Transcribe all of the records precisely as they are presented.

══════════════════════════════

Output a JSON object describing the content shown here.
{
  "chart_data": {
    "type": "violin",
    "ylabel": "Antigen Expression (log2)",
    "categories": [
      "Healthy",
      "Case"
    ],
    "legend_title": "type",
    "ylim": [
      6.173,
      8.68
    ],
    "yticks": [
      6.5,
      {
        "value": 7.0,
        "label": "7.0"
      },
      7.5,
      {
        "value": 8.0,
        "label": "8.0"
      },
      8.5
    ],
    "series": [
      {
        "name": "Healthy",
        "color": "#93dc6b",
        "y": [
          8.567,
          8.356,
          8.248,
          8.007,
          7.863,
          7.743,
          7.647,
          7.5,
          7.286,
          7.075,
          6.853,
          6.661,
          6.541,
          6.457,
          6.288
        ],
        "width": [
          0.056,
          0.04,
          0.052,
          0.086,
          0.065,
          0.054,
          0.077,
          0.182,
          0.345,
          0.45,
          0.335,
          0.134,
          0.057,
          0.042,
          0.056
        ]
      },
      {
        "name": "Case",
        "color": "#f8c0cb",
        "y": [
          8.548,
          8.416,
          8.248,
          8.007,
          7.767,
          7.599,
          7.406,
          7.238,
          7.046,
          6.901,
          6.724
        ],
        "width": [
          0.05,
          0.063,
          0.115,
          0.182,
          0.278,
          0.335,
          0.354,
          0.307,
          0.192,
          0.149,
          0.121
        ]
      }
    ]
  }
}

══════════════════════════════

Correct output -
Output a JSON object describing the content shown here.
{
  "chart_data": {
    "type": "violin",
    "ylabel": "Antigen Expression (log2)",
    "categories": [
      "Healthy",
      "Case"
    ],
    "legend_title": "type",
    "ylim": [
      6.173,
      8.68
    ],
    "yticks": [
      6.5,
      {
        "value": 7.0,
        "label": "7.0"
      },
      7.5,
      {
        "value": 8.0,
        "label": "8.0"
      },
      8.5
    ],
    "series": [
      {
        "name": "Healthy",
        "color": "#93dc6b",
        "y": [
          8.567,
          8.356,
          8.248,
          8.007,
          7.863,
          7.743,
          7.647,
          7.5,
          7.286,
          7.075,
          6.853,
          6.661,
          6.541,
          6.457,
          6.288
        ],
        "width": [
          0.056,
          0.04,
          0.052,
          0.086,
          0.065,
          0.054,
          0.077,
          0.182,
          0.345,
          0.45,
          0.335,
          0.134,
          0.057,
          0.042,
          0.056
        ]
      },
      {
        "name": "Case",
        "color": "#f8c0cb",
        "y": [
          8.548,
          8.416,
          8.248,
          8.007,
          7.767,
          7.599,
          7.406,
          7.238,
          7.046,
          6.901,
          6.724
        ],
        "width": [
          0.05,
          0.063,
          0.115,
          0.182,
          0.278,
          0.335,
          0.354,
          0.307,
          0.192,
          0.149,
          0.121
        ]
      }
    ]
  }
}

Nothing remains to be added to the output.